Start

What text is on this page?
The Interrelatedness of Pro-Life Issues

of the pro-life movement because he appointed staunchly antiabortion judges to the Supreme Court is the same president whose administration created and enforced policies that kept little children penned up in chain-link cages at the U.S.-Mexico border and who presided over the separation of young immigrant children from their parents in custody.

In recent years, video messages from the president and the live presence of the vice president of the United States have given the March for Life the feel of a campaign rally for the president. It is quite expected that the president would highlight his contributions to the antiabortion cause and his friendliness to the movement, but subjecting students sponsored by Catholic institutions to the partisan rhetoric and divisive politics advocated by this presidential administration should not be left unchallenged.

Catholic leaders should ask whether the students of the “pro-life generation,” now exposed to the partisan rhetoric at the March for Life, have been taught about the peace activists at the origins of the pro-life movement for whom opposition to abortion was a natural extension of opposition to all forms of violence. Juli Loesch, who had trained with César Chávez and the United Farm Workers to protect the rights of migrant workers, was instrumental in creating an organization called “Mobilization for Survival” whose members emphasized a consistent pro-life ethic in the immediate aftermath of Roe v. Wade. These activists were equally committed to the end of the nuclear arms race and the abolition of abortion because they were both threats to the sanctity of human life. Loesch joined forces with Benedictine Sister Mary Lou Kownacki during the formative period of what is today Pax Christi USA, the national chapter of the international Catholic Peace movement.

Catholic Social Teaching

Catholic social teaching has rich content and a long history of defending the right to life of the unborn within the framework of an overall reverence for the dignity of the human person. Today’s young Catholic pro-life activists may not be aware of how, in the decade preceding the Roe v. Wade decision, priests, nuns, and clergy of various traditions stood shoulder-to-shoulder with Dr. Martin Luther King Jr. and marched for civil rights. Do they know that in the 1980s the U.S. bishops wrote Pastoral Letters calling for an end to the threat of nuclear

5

End
Start

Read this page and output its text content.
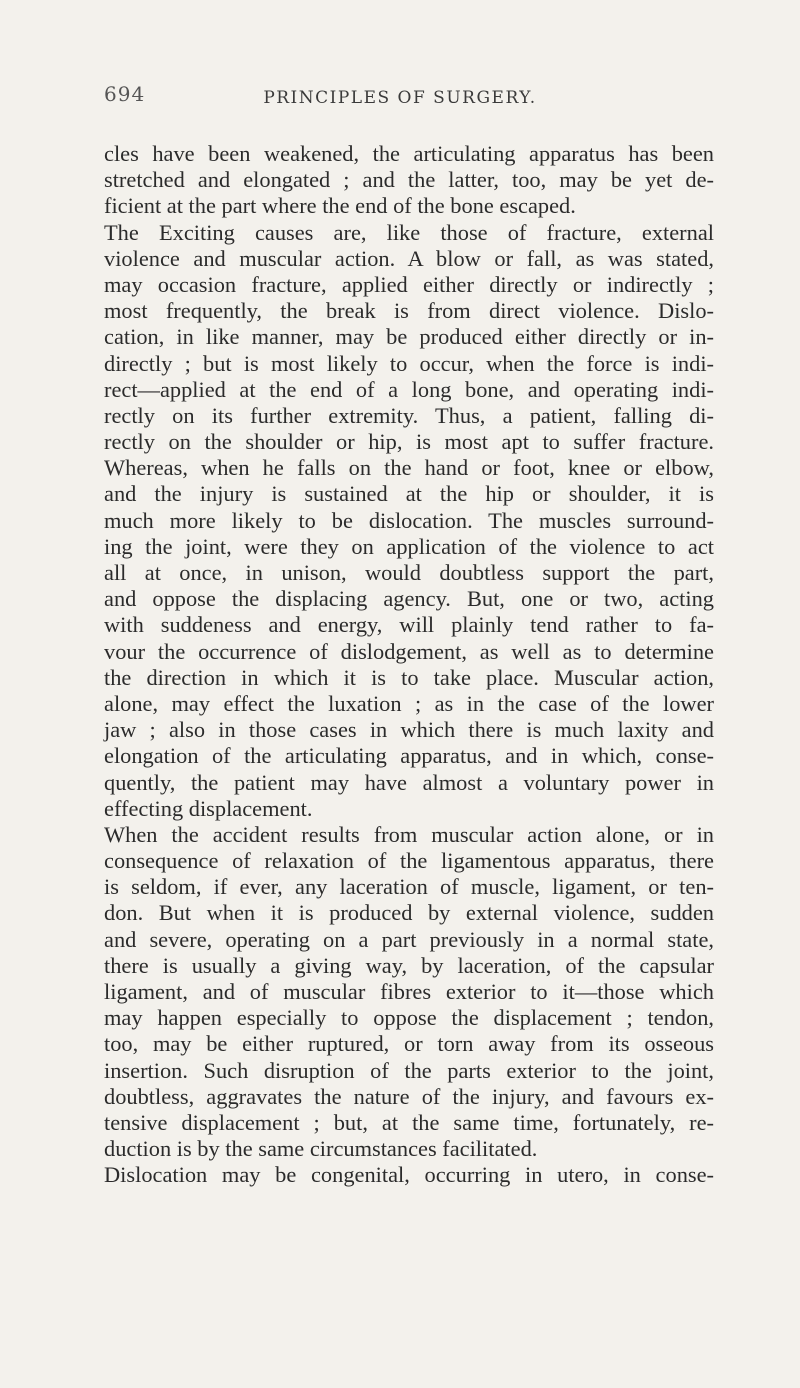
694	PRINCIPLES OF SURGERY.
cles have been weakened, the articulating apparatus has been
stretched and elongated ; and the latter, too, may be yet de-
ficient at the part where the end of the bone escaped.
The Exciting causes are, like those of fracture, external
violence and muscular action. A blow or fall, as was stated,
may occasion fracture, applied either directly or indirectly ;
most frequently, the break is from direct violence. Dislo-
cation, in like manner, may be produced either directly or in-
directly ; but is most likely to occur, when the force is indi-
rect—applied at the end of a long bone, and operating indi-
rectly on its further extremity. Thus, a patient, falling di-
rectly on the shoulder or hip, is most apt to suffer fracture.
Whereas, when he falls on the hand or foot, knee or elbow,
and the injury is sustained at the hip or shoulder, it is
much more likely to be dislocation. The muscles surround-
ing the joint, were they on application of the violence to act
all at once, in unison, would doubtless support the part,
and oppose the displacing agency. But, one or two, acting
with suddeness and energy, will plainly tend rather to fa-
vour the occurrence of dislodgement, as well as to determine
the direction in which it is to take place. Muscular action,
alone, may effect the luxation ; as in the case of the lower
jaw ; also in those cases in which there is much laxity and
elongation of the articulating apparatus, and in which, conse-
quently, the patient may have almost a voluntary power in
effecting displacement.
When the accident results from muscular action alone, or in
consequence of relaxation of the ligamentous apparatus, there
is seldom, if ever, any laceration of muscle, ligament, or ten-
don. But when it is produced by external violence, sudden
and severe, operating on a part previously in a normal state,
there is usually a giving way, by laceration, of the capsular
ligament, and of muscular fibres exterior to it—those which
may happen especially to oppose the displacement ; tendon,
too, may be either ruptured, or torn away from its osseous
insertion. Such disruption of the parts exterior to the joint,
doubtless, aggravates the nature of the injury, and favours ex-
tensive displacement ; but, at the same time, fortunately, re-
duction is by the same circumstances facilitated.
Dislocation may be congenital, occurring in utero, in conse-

End

EXERCISE DETAILS :: Copy out every line of the data that includes the word "applied".

SOLUTION ::
may occasion fracture, applied either directly or indirectly ;
rect—applied at the end of a long bone, and operating indi-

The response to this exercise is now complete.